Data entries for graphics
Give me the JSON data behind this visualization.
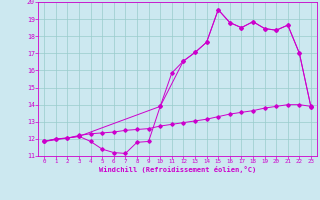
{
  "background_color": "#cce8f0",
  "line_color": "#cc00cc",
  "grid_color": "#99cccc",
  "xlabel": "Windchill (Refroidissement éolien,°C)",
  "xlim": [
    -0.5,
    23.5
  ],
  "ylim": [
    11,
    20
  ],
  "yticks": [
    11,
    12,
    13,
    14,
    15,
    16,
    17,
    18,
    19,
    20
  ],
  "xticks": [
    0,
    1,
    2,
    3,
    4,
    5,
    6,
    7,
    8,
    9,
    10,
    11,
    12,
    13,
    14,
    15,
    16,
    17,
    18,
    19,
    20,
    21,
    22,
    23
  ],
  "line1_x": [
    0,
    1,
    2,
    3,
    4,
    5,
    6,
    7,
    8,
    9,
    10,
    11,
    12,
    13,
    14,
    15,
    16,
    17,
    18,
    19,
    20,
    21,
    22,
    23
  ],
  "line1_y": [
    11.85,
    12.0,
    12.05,
    12.15,
    11.85,
    11.4,
    11.2,
    11.15,
    11.8,
    11.85,
    13.9,
    15.85,
    16.55,
    17.05,
    17.65,
    19.55,
    18.8,
    18.5,
    18.85,
    18.45,
    18.35,
    18.65,
    17.0,
    13.85
  ],
  "line2_x": [
    0,
    1,
    2,
    3,
    4,
    5,
    6,
    7,
    8,
    9,
    10,
    11,
    12,
    13,
    14,
    15,
    16,
    17,
    18,
    19,
    20,
    21,
    22,
    23
  ],
  "line2_y": [
    11.85,
    12.0,
    12.05,
    12.2,
    12.3,
    12.35,
    12.4,
    12.5,
    12.55,
    12.6,
    12.75,
    12.85,
    12.95,
    13.05,
    13.15,
    13.3,
    13.45,
    13.55,
    13.65,
    13.8,
    13.9,
    14.0,
    14.0,
    13.9
  ],
  "line3_x": [
    0,
    3,
    10,
    12,
    13,
    14,
    15,
    16,
    17,
    18,
    19,
    20,
    21,
    22,
    23
  ],
  "line3_y": [
    11.85,
    12.15,
    13.9,
    16.55,
    17.05,
    17.65,
    19.55,
    18.8,
    18.5,
    18.85,
    18.45,
    18.35,
    18.65,
    17.0,
    13.85
  ]
}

» **What the task requires**: Leave out the pictures and retype every line above exactly.

» **Exercise output**:
Give me the JSON data behind this visualization.
{
  "background_color": "#cce8f0",
  "line_color": "#cc00cc",
  "grid_color": "#99cccc",
  "xlabel": "Windchill (Refroidissement éolien,°C)",
  "xlim": [
    -0.5,
    23.5
  ],
  "ylim": [
    11,
    20
  ],
  "yticks": [
    11,
    12,
    13,
    14,
    15,
    16,
    17,
    18,
    19,
    20
  ],
  "xticks": [
    0,
    1,
    2,
    3,
    4,
    5,
    6,
    7,
    8,
    9,
    10,
    11,
    12,
    13,
    14,
    15,
    16,
    17,
    18,
    19,
    20,
    21,
    22,
    23
  ],
  "line1_x": [
    0,
    1,
    2,
    3,
    4,
    5,
    6,
    7,
    8,
    9,
    10,
    11,
    12,
    13,
    14,
    15,
    16,
    17,
    18,
    19,
    20,
    21,
    22,
    23
  ],
  "line1_y": [
    11.85,
    12.0,
    12.05,
    12.15,
    11.85,
    11.4,
    11.2,
    11.15,
    11.8,
    11.85,
    13.9,
    15.85,
    16.55,
    17.05,
    17.65,
    19.55,
    18.8,
    18.5,
    18.85,
    18.45,
    18.35,
    18.65,
    17.0,
    13.85
  ],
  "line2_x": [
    0,
    1,
    2,
    3,
    4,
    5,
    6,
    7,
    8,
    9,
    10,
    11,
    12,
    13,
    14,
    15,
    16,
    17,
    18,
    19,
    20,
    21,
    22,
    23
  ],
  "line2_y": [
    11.85,
    12.0,
    12.05,
    12.2,
    12.3,
    12.35,
    12.4,
    12.5,
    12.55,
    12.6,
    12.75,
    12.85,
    12.95,
    13.05,
    13.15,
    13.3,
    13.45,
    13.55,
    13.65,
    13.8,
    13.9,
    14.0,
    14.0,
    13.9
  ],
  "line3_x": [
    0,
    3,
    10,
    12,
    13,
    14,
    15,
    16,
    17,
    18,
    19,
    20,
    21,
    22,
    23
  ],
  "line3_y": [
    11.85,
    12.15,
    13.9,
    16.55,
    17.05,
    17.65,
    19.55,
    18.8,
    18.5,
    18.85,
    18.45,
    18.35,
    18.65,
    17.0,
    13.85
  ]
}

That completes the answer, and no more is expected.